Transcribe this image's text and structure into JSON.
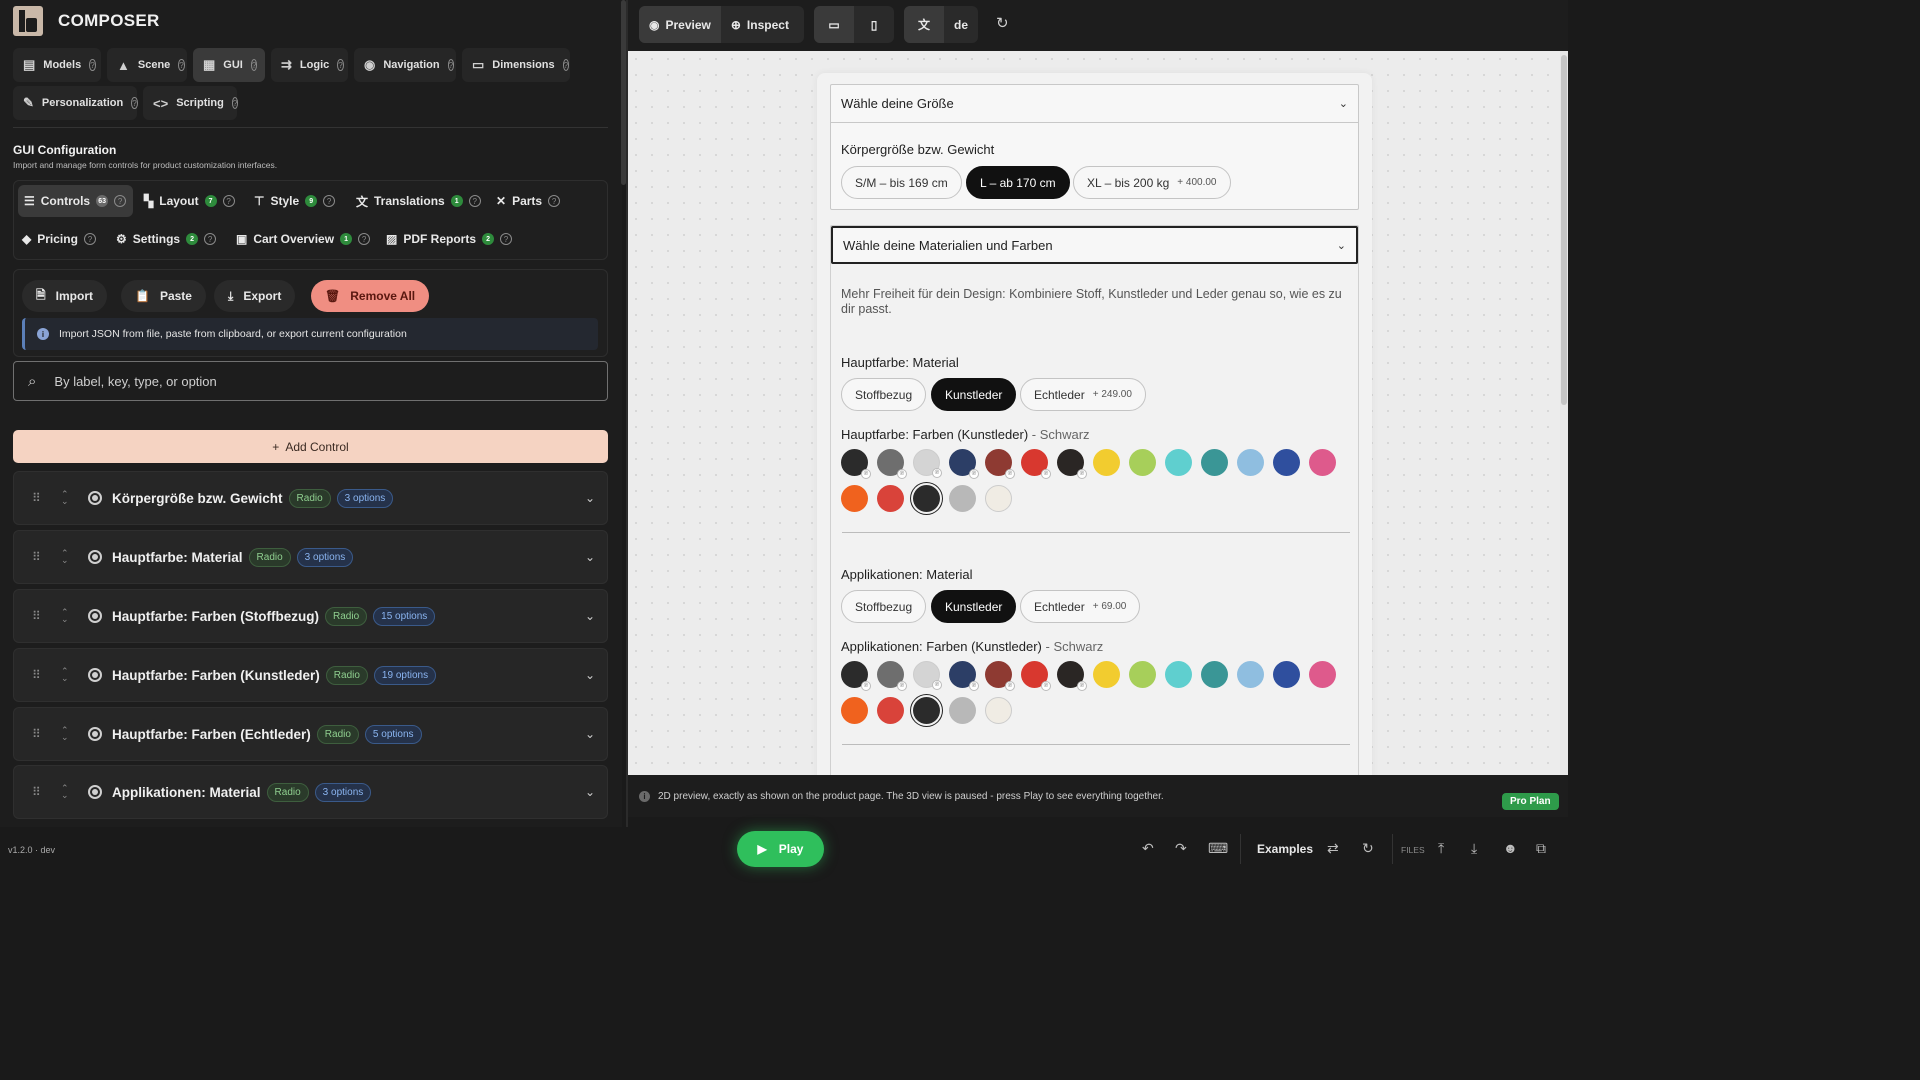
{
  "app": {
    "title": "COMPOSER",
    "version": "v1.2.0 · dev"
  },
  "main_tabs": [
    {
      "label": "Models",
      "icon": "database-icon"
    },
    {
      "label": "Scene",
      "icon": "mountain-icon"
    },
    {
      "label": "GUI",
      "icon": "grid-icon",
      "active": true
    },
    {
      "label": "Logic",
      "icon": "logic-icon"
    },
    {
      "label": "Navigation",
      "icon": "compass-icon"
    },
    {
      "label": "Dimensions",
      "icon": "ruler-icon"
    },
    {
      "label": "Personalization",
      "icon": "brush-icon"
    },
    {
      "label": "Scripting",
      "icon": "code-icon"
    }
  ],
  "gui_config": {
    "title": "GUI Configuration",
    "subtitle": "Import and manage form controls for product customization interfaces."
  },
  "sub_tabs": [
    {
      "label": "Controls",
      "count": "63",
      "active": true
    },
    {
      "label": "Layout",
      "count": "7"
    },
    {
      "label": "Style",
      "count": "9"
    },
    {
      "label": "Translations",
      "count": "1"
    },
    {
      "label": "Parts",
      "count": ""
    },
    {
      "label": "Pricing",
      "count": ""
    },
    {
      "label": "Settings",
      "count": "2"
    },
    {
      "label": "Cart Overview",
      "count": "1"
    },
    {
      "label": "PDF Reports",
      "count": "2"
    }
  ],
  "toolbar": {
    "import_label": "Import",
    "paste_label": "Paste",
    "export_label": "Export",
    "remove_all_label": "Remove All",
    "info_text": "Import JSON from file, paste from clipboard, or export current configuration"
  },
  "search": {
    "placeholder": "By label, key, type, or option",
    "value": ""
  },
  "add_control_label": "Add Control",
  "controls": [
    {
      "title": "Körpergröße bzw. Gewicht",
      "type": "Radio",
      "options": "3 options"
    },
    {
      "title": "Hauptfarbe: Material",
      "type": "Radio",
      "options": "3 options"
    },
    {
      "title": "Hauptfarbe: Farben (Stoffbezug)",
      "type": "Radio",
      "options": "15 options"
    },
    {
      "title": "Hauptfarbe: Farben (Kunstleder)",
      "type": "Radio",
      "options": "19 options"
    },
    {
      "title": "Hauptfarbe: Farben (Echtleder)",
      "type": "Radio",
      "options": "5 options"
    },
    {
      "title": "Applikationen: Material",
      "type": "Radio",
      "options": "3 options"
    }
  ],
  "topbar": {
    "preview_label": "Preview",
    "inspect_label": "Inspect",
    "language": "de"
  },
  "preview": {
    "size_section": {
      "header": "Wähle deine Größe",
      "label": "Körpergröße bzw. Gewicht",
      "options": [
        {
          "label": "S/M – bis 169 cm",
          "price": "",
          "selected": false
        },
        {
          "label": "L – ab 170 cm",
          "price": "",
          "selected": true
        },
        {
          "label": "XL – bis 200 kg",
          "price": "+ 400.00",
          "selected": false
        }
      ]
    },
    "material_section": {
      "header": "Wähle deine Materialien und Farben",
      "description": "Mehr Freiheit für dein Design: Kombiniere Stoff, Kunstleder und Leder genau so, wie es zu dir passt.",
      "main_material_label": "Hauptfarbe: Material",
      "main_material_options": [
        {
          "label": "Stoffbezug",
          "price": "",
          "selected": false
        },
        {
          "label": "Kunstleder",
          "price": "",
          "selected": true
        },
        {
          "label": "Echtleder",
          "price": "+ 249.00",
          "selected": false
        }
      ],
      "main_colors_label": "Hauptfarbe: Farben (Kunstleder)",
      "main_colors_value": " - Schwarz",
      "app_material_label": "Applikationen: Material",
      "app_material_options": [
        {
          "label": "Stoffbezug",
          "price": "",
          "selected": false
        },
        {
          "label": "Kunstleder",
          "price": "",
          "selected": true
        },
        {
          "label": "Echtleder",
          "price": "+ 69.00",
          "selected": false
        }
      ],
      "app_colors_label": "Applikationen: Farben (Kunstleder)",
      "app_colors_value": " - Schwarz"
    },
    "swatch_colors": [
      "#2b2b2b",
      "#6e6e6e",
      "#d4d4d4",
      "#2c3e66",
      "#8e3a32",
      "#d8382f",
      "#2a2624",
      "#f2cc2f",
      "#a7cf5a",
      "#5fcfcf",
      "#3a9696",
      "#8fbee0",
      "#2f4f9e",
      "#de5a8c",
      "#f0621e",
      "#d9433a",
      "#2b2b2b",
      "#b8b8b8",
      "#f0ece4"
    ],
    "swatch_marked": [
      true,
      true,
      true,
      true,
      true,
      true,
      true,
      false,
      false,
      false,
      false,
      false,
      false,
      false,
      false,
      false,
      false,
      false,
      false
    ]
  },
  "status": {
    "text": "2D preview, exactly as shown on the product page. The 3D view is paused - press Play to see everything together.",
    "plan": "Pro Plan"
  },
  "bottom": {
    "play_label": "Play",
    "examples_label": "Examples",
    "files_label": "FILES"
  }
}
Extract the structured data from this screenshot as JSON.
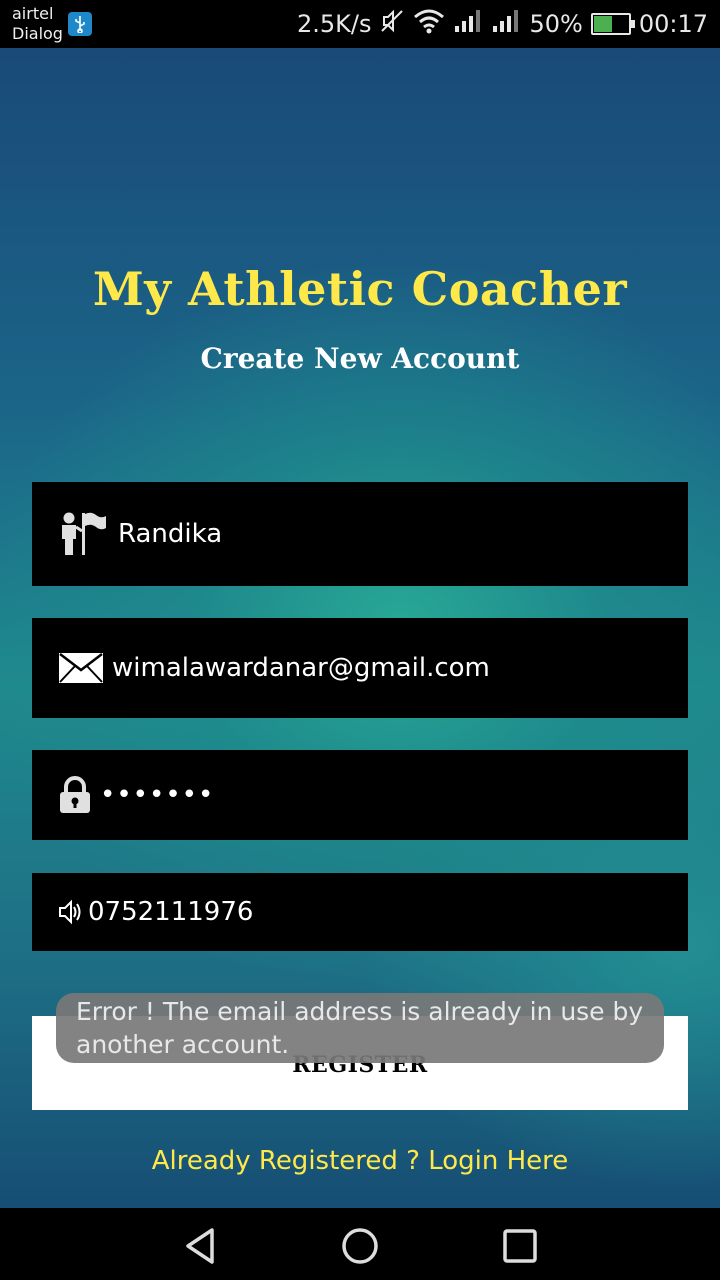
{
  "status_bar": {
    "carrier_line1": "airtel",
    "carrier_line2": "Dialog",
    "speed": "2.5K/s",
    "battery": "50%",
    "time": "00:17"
  },
  "app": {
    "title": "My Athletic Coacher",
    "subtitle": "Create New Account"
  },
  "form": {
    "name_value": "Randika",
    "email_value": "wimalawardanar@gmail.com",
    "password_value": "•••••••",
    "phone_value": "0752111976",
    "register_label": "REGISTER"
  },
  "toast": {
    "message": "Error ! The email address is already in use by another account."
  },
  "login_link": "Already Registered ? Login Here",
  "colors": {
    "title": "#ffe94a",
    "field_bg": "#000000",
    "register_bg": "#ffffff",
    "toast_bg": "#787878"
  },
  "icons": {
    "name": "user-flag-icon",
    "email": "envelope-icon",
    "password": "lock-icon",
    "phone": "speaker-icon"
  }
}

§

Prompt: Output every entry exactly as given; pictures are not part of the copy.

Answer to the exercise:
Transcribe this image's text and structure into JSON.
{
  "app": {
    "title": "COMPOSER",
    "version": "v1.2.0 · dev"
  },
  "main_tabs": [
    {
      "label": "Models",
      "icon": "database-icon"
    },
    {
      "label": "Scene",
      "icon": "mountain-icon"
    },
    {
      "label": "GUI",
      "icon": "grid-icon",
      "active": true
    },
    {
      "label": "Logic",
      "icon": "logic-icon"
    },
    {
      "label": "Navigation",
      "icon": "compass-icon"
    },
    {
      "label": "Dimensions",
      "icon": "ruler-icon"
    },
    {
      "label": "Personalization",
      "icon": "brush-icon"
    },
    {
      "label": "Scripting",
      "icon": "code-icon"
    }
  ],
  "gui_config": {
    "title": "GUI Configuration",
    "subtitle": "Import and manage form controls for product customization interfaces."
  },
  "sub_tabs": [
    {
      "label": "Controls",
      "count": "63",
      "active": true
    },
    {
      "label": "Layout",
      "count": "7"
    },
    {
      "label": "Style",
      "count": "9"
    },
    {
      "label": "Translations",
      "count": "1"
    },
    {
      "label": "Parts",
      "count": ""
    },
    {
      "label": "Pricing",
      "count": ""
    },
    {
      "label": "Settings",
      "count": "2"
    },
    {
      "label": "Cart Overview",
      "count": "1"
    },
    {
      "label": "PDF Reports",
      "count": "2"
    }
  ],
  "toolbar": {
    "import_label": "Import",
    "paste_label": "Paste",
    "export_label": "Export",
    "remove_all_label": "Remove All",
    "info_text": "Import JSON from file, paste from clipboard, or export current configuration"
  },
  "search": {
    "placeholder": "By label, key, type, or option",
    "value": ""
  },
  "add_control_label": "Add Control",
  "controls": [
    {
      "title": "Körpergröße bzw. Gewicht",
      "type": "Radio",
      "options": "3 options"
    },
    {
      "title": "Hauptfarbe: Material",
      "type": "Radio",
      "options": "3 options"
    },
    {
      "title": "Hauptfarbe: Farben (Stoffbezug)",
      "type": "Radio",
      "options": "15 options"
    },
    {
      "title": "Hauptfarbe: Farben (Kunstleder)",
      "type": "Radio",
      "options": "19 options"
    },
    {
      "title": "Hauptfarbe: Farben (Echtleder)",
      "type": "Radio",
      "options": "5 options"
    },
    {
      "title": "Applikationen: Material",
      "type": "Radio",
      "options": "3 options"
    }
  ],
  "topbar": {
    "preview_label": "Preview",
    "inspect_label": "Inspect",
    "language": "de"
  },
  "preview": {
    "size_section": {
      "header": "Wähle deine Größe",
      "label": "Körpergröße bzw. Gewicht",
      "options": [
        {
          "label": "S/M – bis 169 cm",
          "price": "",
          "selected": false
        },
        {
          "label": "L – ab 170 cm",
          "price": "",
          "selected": true
        },
        {
          "label": "XL – bis 200 kg",
          "price": "+ 400.00",
          "selected": false
        }
      ]
    },
    "material_section": {
      "header": "Wähle deine Materialien und Farben",
      "description": "Mehr Freiheit für dein Design: Kombiniere Stoff, Kunstleder und Leder genau so, wie es zu dir passt.",
      "main_material_label": "Hauptfarbe: Material",
      "main_material_options": [
        {
          "label": "Stoffbezug",
          "price": "",
          "selected": false
        },
        {
          "label": "Kunstleder",
          "price": "",
          "selected": true
        },
        {
          "label": "Echtleder",
          "price": "+ 249.00",
          "selected": false
        }
      ],
      "main_colors_label": "Hauptfarbe: Farben (Kunstleder)",
      "main_colors_value": " - Schwarz",
      "app_material_label": "Applikationen: Material",
      "app_material_options": [
        {
          "label": "Stoffbezug",
          "price": "",
          "selected": false
        },
        {
          "label": "Kunstleder",
          "price": "",
          "selected": true
        },
        {
          "label": "Echtleder",
          "price": "+ 69.00",
          "selected": false
        }
      ],
      "app_colors_label": "Applikationen: Farben (Kunstleder)",
      "app_colors_value": " - Schwarz"
    },
    "swatch_colors": [
      "#2b2b2b",
      "#6e6e6e",
      "#d4d4d4",
      "#2c3e66",
      "#8e3a32",
      "#d8382f",
      "#2a2624",
      "#f2cc2f",
      "#a7cf5a",
      "#5fcfcf",
      "#3a9696",
      "#8fbee0",
      "#2f4f9e",
      "#de5a8c",
      "#f0621e",
      "#d9433a",
      "#2b2b2b",
      "#b8b8b8",
      "#f0ece4"
    ],
    "swatch_marked": [
      true,
      true,
      true,
      true,
      true,
      true,
      true,
      false,
      false,
      false,
      false,
      false,
      false,
      false,
      false,
      false,
      false,
      false,
      false
    ]
  },
  "status": {
    "text": "2D preview, exactly as shown on the product page. The 3D view is paused - press Play to see everything together.",
    "plan": "Pro Plan"
  },
  "bottom": {
    "play_label": "Play",
    "examples_label": "Examples",
    "files_label": "FILES"
  }
}
Extract the structured data from this screenshot as JSON.
{
  "status_bar": {
    "carrier_line1": "airtel",
    "carrier_line2": "Dialog",
    "speed": "2.5K/s",
    "battery": "50%",
    "time": "00:17"
  },
  "app": {
    "title": "My Athletic Coacher",
    "subtitle": "Create New Account"
  },
  "form": {
    "name_value": "Randika",
    "email_value": "wimalawardanar@gmail.com",
    "password_value": "•••••••",
    "phone_value": "0752111976",
    "register_label": "REGISTER"
  },
  "toast": {
    "message": "Error ! The email address is already in use by another account."
  },
  "login_link": "Already Registered ? Login Here",
  "colors": {
    "title": "#ffe94a",
    "field_bg": "#000000",
    "register_bg": "#ffffff",
    "toast_bg": "#787878"
  },
  "icons": {
    "name": "user-flag-icon",
    "email": "envelope-icon",
    "password": "lock-icon",
    "phone": "speaker-icon"
  }
}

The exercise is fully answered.